▶ **Stated exercise**:
Only lines holding the string "content" are wanted; copy each one from the material.

[Records from a dataset]
★ ★ ★ ★
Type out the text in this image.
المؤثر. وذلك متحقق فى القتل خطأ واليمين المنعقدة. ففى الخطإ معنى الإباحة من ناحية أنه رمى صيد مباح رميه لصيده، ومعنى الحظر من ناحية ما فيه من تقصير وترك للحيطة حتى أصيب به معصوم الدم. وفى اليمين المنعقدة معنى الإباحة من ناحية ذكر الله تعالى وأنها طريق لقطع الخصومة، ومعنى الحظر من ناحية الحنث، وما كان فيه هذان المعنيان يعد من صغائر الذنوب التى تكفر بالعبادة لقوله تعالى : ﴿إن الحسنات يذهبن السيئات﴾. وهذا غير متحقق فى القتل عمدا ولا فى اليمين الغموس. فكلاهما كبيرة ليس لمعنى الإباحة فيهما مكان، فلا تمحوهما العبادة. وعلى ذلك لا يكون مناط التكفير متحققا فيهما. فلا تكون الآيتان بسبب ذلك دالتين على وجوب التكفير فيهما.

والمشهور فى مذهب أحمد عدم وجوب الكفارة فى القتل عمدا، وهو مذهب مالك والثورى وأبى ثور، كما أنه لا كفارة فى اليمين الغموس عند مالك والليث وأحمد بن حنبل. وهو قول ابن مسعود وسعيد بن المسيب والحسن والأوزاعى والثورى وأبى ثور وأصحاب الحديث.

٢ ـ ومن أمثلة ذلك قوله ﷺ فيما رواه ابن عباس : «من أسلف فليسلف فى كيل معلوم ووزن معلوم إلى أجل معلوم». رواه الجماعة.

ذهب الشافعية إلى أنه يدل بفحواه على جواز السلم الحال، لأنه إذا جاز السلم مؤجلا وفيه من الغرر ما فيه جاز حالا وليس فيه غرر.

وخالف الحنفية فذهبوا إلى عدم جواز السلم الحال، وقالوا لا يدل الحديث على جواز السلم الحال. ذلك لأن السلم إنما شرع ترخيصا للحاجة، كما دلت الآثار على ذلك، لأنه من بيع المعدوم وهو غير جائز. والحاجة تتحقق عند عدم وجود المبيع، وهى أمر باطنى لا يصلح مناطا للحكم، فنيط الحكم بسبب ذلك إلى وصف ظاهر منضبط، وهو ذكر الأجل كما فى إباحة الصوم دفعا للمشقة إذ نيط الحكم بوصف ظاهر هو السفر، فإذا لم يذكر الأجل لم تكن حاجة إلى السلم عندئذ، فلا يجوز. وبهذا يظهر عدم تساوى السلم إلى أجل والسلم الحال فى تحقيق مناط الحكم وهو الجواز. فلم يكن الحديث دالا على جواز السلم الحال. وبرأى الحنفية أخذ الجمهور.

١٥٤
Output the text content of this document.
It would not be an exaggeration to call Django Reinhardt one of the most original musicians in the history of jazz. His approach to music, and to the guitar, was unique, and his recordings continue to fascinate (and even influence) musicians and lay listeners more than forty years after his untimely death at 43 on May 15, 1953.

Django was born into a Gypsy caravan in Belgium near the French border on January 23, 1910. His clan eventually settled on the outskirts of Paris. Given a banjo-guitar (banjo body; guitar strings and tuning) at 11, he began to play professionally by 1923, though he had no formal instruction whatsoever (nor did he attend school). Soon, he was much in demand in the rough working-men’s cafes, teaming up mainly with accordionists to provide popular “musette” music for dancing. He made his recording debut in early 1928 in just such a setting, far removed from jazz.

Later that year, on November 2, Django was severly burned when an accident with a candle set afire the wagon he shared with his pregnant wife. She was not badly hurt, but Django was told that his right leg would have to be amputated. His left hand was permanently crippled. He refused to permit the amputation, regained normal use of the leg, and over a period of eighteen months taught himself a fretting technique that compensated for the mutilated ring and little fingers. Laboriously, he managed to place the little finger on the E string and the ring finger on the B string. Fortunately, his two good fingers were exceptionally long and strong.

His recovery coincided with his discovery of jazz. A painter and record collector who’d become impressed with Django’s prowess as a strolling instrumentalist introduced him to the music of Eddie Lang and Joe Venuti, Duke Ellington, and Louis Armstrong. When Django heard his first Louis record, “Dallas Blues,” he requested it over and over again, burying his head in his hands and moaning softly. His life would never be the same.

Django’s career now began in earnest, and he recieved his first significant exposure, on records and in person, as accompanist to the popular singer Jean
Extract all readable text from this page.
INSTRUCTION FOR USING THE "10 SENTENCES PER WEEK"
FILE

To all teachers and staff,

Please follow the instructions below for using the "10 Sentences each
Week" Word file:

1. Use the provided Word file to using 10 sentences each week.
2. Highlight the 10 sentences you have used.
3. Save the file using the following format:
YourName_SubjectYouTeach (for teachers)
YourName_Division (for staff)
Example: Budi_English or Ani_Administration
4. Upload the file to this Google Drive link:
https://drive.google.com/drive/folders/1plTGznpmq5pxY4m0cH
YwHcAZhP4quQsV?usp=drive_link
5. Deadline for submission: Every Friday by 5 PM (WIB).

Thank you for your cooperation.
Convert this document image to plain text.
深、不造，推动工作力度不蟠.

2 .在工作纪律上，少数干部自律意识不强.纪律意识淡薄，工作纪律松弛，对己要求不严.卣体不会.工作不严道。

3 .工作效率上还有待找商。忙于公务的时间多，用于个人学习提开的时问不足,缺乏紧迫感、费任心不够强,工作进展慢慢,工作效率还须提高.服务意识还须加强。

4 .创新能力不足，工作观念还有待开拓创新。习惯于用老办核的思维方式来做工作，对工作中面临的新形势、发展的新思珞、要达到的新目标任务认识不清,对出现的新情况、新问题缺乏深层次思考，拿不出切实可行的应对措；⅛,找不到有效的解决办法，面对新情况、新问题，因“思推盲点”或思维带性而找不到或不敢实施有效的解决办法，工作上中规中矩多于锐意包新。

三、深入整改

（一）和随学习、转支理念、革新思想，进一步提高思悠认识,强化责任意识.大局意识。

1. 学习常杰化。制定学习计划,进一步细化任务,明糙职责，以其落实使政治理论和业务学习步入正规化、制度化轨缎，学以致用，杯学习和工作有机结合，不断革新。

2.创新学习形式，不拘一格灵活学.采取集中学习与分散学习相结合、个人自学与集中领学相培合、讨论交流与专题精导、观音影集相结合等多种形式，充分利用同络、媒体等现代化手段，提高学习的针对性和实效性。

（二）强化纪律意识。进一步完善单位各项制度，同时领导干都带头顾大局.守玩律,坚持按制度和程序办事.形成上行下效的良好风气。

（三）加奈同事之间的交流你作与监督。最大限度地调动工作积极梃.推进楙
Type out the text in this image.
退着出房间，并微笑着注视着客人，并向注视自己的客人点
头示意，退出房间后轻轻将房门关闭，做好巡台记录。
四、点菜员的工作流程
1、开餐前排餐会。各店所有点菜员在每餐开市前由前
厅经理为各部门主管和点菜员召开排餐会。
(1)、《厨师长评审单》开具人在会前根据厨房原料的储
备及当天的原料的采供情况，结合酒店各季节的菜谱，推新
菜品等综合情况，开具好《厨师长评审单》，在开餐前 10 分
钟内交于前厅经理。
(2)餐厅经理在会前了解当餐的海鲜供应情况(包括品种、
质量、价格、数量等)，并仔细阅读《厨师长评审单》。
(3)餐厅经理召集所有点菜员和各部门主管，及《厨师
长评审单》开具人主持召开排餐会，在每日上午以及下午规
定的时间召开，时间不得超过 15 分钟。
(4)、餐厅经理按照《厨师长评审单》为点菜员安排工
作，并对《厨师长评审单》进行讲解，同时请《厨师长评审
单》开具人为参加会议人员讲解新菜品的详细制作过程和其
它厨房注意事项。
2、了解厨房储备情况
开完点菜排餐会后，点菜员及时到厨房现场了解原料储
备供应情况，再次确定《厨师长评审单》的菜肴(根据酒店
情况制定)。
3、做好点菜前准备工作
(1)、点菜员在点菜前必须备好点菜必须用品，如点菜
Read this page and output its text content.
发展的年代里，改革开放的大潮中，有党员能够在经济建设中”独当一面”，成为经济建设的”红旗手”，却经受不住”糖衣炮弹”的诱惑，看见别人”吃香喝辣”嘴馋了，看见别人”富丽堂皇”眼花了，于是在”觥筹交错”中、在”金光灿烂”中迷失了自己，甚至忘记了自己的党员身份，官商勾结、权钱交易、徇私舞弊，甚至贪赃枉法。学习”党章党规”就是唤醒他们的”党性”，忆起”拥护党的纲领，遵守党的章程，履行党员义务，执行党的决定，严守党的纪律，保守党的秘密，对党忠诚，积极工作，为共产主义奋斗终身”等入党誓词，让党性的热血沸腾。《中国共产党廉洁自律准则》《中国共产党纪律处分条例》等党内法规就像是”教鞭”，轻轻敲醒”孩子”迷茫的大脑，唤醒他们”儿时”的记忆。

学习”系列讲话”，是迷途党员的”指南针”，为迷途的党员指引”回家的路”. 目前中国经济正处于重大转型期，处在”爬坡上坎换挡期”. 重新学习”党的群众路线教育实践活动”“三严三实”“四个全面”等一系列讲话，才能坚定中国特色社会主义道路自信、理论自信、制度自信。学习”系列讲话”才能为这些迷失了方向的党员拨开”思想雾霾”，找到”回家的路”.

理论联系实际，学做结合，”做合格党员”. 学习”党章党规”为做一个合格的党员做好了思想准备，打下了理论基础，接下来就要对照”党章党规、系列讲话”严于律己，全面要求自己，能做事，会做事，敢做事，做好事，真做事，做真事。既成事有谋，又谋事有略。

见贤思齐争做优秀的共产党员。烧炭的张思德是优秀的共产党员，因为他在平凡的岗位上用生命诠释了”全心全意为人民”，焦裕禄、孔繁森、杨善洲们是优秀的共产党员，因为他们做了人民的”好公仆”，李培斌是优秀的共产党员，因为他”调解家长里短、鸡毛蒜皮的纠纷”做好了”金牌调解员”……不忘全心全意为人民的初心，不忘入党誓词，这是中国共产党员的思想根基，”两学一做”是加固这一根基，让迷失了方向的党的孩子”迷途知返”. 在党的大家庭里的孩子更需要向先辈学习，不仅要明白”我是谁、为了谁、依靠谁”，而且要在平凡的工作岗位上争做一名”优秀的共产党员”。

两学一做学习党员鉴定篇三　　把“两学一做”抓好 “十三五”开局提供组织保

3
★ ★ ★ ★
▶ **Response to this exercise**:
Output the text content of this document.
Read this page and output its text content.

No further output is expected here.